■ **Task goal**
Quote the whole listing word for word, please.
* BEGIN Data entries *
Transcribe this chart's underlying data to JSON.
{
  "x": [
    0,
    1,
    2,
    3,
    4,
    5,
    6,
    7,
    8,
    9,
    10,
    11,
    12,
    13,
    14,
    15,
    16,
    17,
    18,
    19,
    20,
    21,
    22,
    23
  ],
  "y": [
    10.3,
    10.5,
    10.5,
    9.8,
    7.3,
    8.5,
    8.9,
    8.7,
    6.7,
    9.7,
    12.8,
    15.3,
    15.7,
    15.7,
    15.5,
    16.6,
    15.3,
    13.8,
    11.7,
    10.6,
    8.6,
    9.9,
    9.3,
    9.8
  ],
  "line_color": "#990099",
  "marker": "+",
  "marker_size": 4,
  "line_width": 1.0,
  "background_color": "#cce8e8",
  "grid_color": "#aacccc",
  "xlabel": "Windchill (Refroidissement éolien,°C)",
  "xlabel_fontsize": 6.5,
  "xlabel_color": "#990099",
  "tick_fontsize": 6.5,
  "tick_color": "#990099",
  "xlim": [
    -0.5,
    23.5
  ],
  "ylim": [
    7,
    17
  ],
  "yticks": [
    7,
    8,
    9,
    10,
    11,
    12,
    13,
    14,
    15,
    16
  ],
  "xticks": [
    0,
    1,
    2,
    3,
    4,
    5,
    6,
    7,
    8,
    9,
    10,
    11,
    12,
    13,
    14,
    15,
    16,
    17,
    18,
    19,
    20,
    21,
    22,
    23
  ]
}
* END Data entries *
■ **Solution to this problem**
Transcribe this chart's underlying data to JSON.
{
  "x": [
    0,
    1,
    2,
    3,
    4,
    5,
    6,
    7,
    8,
    9,
    10,
    11,
    12,
    13,
    14,
    15,
    16,
    17,
    18,
    19,
    20,
    21,
    22,
    23
  ],
  "y": [
    10.3,
    10.5,
    10.5,
    9.8,
    7.3,
    8.5,
    8.9,
    8.7,
    6.7,
    9.7,
    12.8,
    15.3,
    15.7,
    15.7,
    15.5,
    16.6,
    15.3,
    13.8,
    11.7,
    10.6,
    8.6,
    9.9,
    9.3,
    9.8
  ],
  "line_color": "#990099",
  "marker": "+",
  "marker_size": 4,
  "line_width": 1.0,
  "background_color": "#cce8e8",
  "grid_color": "#aacccc",
  "xlabel": "Windchill (Refroidissement éolien,°C)",
  "xlabel_fontsize": 6.5,
  "xlabel_color": "#990099",
  "tick_fontsize": 6.5,
  "tick_color": "#990099",
  "xlim": [
    -0.5,
    23.5
  ],
  "ylim": [
    7,
    17
  ],
  "yticks": [
    7,
    8,
    9,
    10,
    11,
    12,
    13,
    14,
    15,
    16
  ],
  "xticks": [
    0,
    1,
    2,
    3,
    4,
    5,
    6,
    7,
    8,
    9,
    10,
    11,
    12,
    13,
    14,
    15,
    16,
    17,
    18,
    19,
    20,
    21,
    22,
    23
  ]
}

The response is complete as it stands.